→ **RAW DATA**
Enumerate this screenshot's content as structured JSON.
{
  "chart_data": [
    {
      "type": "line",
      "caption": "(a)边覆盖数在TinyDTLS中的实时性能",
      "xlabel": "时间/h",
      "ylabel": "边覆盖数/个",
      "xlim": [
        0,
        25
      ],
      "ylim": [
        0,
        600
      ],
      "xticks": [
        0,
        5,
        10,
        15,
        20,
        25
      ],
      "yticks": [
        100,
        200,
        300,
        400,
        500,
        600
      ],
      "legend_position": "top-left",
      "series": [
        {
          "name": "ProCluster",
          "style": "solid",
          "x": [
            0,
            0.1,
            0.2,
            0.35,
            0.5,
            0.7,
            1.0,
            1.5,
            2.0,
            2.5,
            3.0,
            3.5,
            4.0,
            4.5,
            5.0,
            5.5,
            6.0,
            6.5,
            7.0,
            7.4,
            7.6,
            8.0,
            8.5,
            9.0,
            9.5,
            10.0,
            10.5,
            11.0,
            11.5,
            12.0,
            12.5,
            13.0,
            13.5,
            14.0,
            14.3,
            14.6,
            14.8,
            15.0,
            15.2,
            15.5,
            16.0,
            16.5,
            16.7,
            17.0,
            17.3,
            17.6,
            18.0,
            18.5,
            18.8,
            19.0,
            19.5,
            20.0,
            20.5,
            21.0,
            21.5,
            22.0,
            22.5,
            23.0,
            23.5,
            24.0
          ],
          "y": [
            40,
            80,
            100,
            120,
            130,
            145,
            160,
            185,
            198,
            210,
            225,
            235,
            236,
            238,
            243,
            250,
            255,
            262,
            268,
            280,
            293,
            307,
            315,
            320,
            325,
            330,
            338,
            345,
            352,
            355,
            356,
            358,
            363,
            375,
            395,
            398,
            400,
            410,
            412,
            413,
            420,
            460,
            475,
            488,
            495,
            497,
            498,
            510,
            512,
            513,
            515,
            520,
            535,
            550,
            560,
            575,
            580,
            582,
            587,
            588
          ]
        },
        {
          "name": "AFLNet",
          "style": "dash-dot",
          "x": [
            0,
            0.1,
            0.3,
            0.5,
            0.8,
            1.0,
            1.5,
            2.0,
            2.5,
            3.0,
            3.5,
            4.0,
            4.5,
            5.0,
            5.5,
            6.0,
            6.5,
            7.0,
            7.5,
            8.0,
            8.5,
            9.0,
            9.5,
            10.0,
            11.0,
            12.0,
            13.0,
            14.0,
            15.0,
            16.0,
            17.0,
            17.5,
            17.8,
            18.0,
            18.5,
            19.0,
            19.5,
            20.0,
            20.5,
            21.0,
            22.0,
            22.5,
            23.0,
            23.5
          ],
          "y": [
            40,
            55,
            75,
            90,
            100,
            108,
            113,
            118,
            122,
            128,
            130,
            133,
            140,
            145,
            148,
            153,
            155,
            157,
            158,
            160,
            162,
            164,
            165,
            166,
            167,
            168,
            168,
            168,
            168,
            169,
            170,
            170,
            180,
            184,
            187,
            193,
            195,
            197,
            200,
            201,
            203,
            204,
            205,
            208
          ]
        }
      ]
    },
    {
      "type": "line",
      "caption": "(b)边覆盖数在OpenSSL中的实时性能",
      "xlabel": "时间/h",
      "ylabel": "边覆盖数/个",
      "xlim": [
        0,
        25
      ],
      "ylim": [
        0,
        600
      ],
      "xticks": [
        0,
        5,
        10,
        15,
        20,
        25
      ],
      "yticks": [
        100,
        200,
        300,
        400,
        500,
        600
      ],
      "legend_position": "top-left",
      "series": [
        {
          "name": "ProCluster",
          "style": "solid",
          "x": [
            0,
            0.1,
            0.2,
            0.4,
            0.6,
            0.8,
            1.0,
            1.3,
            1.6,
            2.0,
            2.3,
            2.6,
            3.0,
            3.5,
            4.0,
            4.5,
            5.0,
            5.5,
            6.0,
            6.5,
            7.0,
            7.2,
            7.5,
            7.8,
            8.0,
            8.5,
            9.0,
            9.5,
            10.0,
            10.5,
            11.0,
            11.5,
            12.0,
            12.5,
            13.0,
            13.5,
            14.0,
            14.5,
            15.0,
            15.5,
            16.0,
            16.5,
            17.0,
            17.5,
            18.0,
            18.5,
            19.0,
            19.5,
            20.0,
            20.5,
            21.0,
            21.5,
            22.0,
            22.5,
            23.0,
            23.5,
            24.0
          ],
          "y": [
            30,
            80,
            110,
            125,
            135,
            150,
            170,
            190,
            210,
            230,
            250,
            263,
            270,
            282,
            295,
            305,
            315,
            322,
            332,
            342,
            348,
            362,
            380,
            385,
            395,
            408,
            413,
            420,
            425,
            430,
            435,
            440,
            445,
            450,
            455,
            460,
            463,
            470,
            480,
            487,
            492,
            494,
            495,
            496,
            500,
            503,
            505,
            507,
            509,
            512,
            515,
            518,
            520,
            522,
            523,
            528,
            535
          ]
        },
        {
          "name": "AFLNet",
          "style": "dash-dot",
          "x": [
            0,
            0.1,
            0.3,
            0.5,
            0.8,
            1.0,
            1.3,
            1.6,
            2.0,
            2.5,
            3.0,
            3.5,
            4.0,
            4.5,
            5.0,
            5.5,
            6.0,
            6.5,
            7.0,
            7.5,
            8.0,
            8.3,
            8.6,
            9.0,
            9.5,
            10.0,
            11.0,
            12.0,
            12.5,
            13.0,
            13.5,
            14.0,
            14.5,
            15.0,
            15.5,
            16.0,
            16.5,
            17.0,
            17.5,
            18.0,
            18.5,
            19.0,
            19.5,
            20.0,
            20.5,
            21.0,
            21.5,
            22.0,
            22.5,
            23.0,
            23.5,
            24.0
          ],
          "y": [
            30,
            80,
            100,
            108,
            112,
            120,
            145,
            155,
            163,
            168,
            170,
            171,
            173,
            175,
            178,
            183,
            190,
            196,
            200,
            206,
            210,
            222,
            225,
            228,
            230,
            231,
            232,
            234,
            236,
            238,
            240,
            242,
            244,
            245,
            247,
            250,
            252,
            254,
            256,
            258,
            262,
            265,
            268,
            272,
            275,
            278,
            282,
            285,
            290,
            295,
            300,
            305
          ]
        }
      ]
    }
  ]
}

→ **DIRECTIVE**
Repeat the lines above exactly.

→ **TASK RESULT**
Enumerate this screenshot's content as structured JSON.
{
  "chart_data": [
    {
      "type": "line",
      "caption": "(a)边覆盖数在TinyDTLS中的实时性能",
      "xlabel": "时间/h",
      "ylabel": "边覆盖数/个",
      "xlim": [
        0,
        25
      ],
      "ylim": [
        0,
        600
      ],
      "xticks": [
        0,
        5,
        10,
        15,
        20,
        25
      ],
      "yticks": [
        100,
        200,
        300,
        400,
        500,
        600
      ],
      "legend_position": "top-left",
      "series": [
        {
          "name": "ProCluster",
          "style": "solid",
          "x": [
            0,
            0.1,
            0.2,
            0.35,
            0.5,
            0.7,
            1.0,
            1.5,
            2.0,
            2.5,
            3.0,
            3.5,
            4.0,
            4.5,
            5.0,
            5.5,
            6.0,
            6.5,
            7.0,
            7.4,
            7.6,
            8.0,
            8.5,
            9.0,
            9.5,
            10.0,
            10.5,
            11.0,
            11.5,
            12.0,
            12.5,
            13.0,
            13.5,
            14.0,
            14.3,
            14.6,
            14.8,
            15.0,
            15.2,
            15.5,
            16.0,
            16.5,
            16.7,
            17.0,
            17.3,
            17.6,
            18.0,
            18.5,
            18.8,
            19.0,
            19.5,
            20.0,
            20.5,
            21.0,
            21.5,
            22.0,
            22.5,
            23.0,
            23.5,
            24.0
          ],
          "y": [
            40,
            80,
            100,
            120,
            130,
            145,
            160,
            185,
            198,
            210,
            225,
            235,
            236,
            238,
            243,
            250,
            255,
            262,
            268,
            280,
            293,
            307,
            315,
            320,
            325,
            330,
            338,
            345,
            352,
            355,
            356,
            358,
            363,
            375,
            395,
            398,
            400,
            410,
            412,
            413,
            420,
            460,
            475,
            488,
            495,
            497,
            498,
            510,
            512,
            513,
            515,
            520,
            535,
            550,
            560,
            575,
            580,
            582,
            587,
            588
          ]
        },
        {
          "name": "AFLNet",
          "style": "dash-dot",
          "x": [
            0,
            0.1,
            0.3,
            0.5,
            0.8,
            1.0,
            1.5,
            2.0,
            2.5,
            3.0,
            3.5,
            4.0,
            4.5,
            5.0,
            5.5,
            6.0,
            6.5,
            7.0,
            7.5,
            8.0,
            8.5,
            9.0,
            9.5,
            10.0,
            11.0,
            12.0,
            13.0,
            14.0,
            15.0,
            16.0,
            17.0,
            17.5,
            17.8,
            18.0,
            18.5,
            19.0,
            19.5,
            20.0,
            20.5,
            21.0,
            22.0,
            22.5,
            23.0,
            23.5
          ],
          "y": [
            40,
            55,
            75,
            90,
            100,
            108,
            113,
            118,
            122,
            128,
            130,
            133,
            140,
            145,
            148,
            153,
            155,
            157,
            158,
            160,
            162,
            164,
            165,
            166,
            167,
            168,
            168,
            168,
            168,
            169,
            170,
            170,
            180,
            184,
            187,
            193,
            195,
            197,
            200,
            201,
            203,
            204,
            205,
            208
          ]
        }
      ]
    },
    {
      "type": "line",
      "caption": "(b)边覆盖数在OpenSSL中的实时性能",
      "xlabel": "时间/h",
      "ylabel": "边覆盖数/个",
      "xlim": [
        0,
        25
      ],
      "ylim": [
        0,
        600
      ],
      "xticks": [
        0,
        5,
        10,
        15,
        20,
        25
      ],
      "yticks": [
        100,
        200,
        300,
        400,
        500,
        600
      ],
      "legend_position": "top-left",
      "series": [
        {
          "name": "ProCluster",
          "style": "solid",
          "x": [
            0,
            0.1,
            0.2,
            0.4,
            0.6,
            0.8,
            1.0,
            1.3,
            1.6,
            2.0,
            2.3,
            2.6,
            3.0,
            3.5,
            4.0,
            4.5,
            5.0,
            5.5,
            6.0,
            6.5,
            7.0,
            7.2,
            7.5,
            7.8,
            8.0,
            8.5,
            9.0,
            9.5,
            10.0,
            10.5,
            11.0,
            11.5,
            12.0,
            12.5,
            13.0,
            13.5,
            14.0,
            14.5,
            15.0,
            15.5,
            16.0,
            16.5,
            17.0,
            17.5,
            18.0,
            18.5,
            19.0,
            19.5,
            20.0,
            20.5,
            21.0,
            21.5,
            22.0,
            22.5,
            23.0,
            23.5,
            24.0
          ],
          "y": [
            30,
            80,
            110,
            125,
            135,
            150,
            170,
            190,
            210,
            230,
            250,
            263,
            270,
            282,
            295,
            305,
            315,
            322,
            332,
            342,
            348,
            362,
            380,
            385,
            395,
            408,
            413,
            420,
            425,
            430,
            435,
            440,
            445,
            450,
            455,
            460,
            463,
            470,
            480,
            487,
            492,
            494,
            495,
            496,
            500,
            503,
            505,
            507,
            509,
            512,
            515,
            518,
            520,
            522,
            523,
            528,
            535
          ]
        },
        {
          "name": "AFLNet",
          "style": "dash-dot",
          "x": [
            0,
            0.1,
            0.3,
            0.5,
            0.8,
            1.0,
            1.3,
            1.6,
            2.0,
            2.5,
            3.0,
            3.5,
            4.0,
            4.5,
            5.0,
            5.5,
            6.0,
            6.5,
            7.0,
            7.5,
            8.0,
            8.3,
            8.6,
            9.0,
            9.5,
            10.0,
            11.0,
            12.0,
            12.5,
            13.0,
            13.5,
            14.0,
            14.5,
            15.0,
            15.5,
            16.0,
            16.5,
            17.0,
            17.5,
            18.0,
            18.5,
            19.0,
            19.5,
            20.0,
            20.5,
            21.0,
            21.5,
            22.0,
            22.5,
            23.0,
            23.5,
            24.0
          ],
          "y": [
            30,
            80,
            100,
            108,
            112,
            120,
            145,
            155,
            163,
            168,
            170,
            171,
            173,
            175,
            178,
            183,
            190,
            196,
            200,
            206,
            210,
            222,
            225,
            228,
            230,
            231,
            232,
            234,
            236,
            238,
            240,
            242,
            244,
            245,
            247,
            250,
            252,
            254,
            256,
            258,
            262,
            265,
            268,
            272,
            275,
            278,
            282,
            285,
            290,
            295,
            300,
            305
          ]
        }
      ]
    }
  ]
}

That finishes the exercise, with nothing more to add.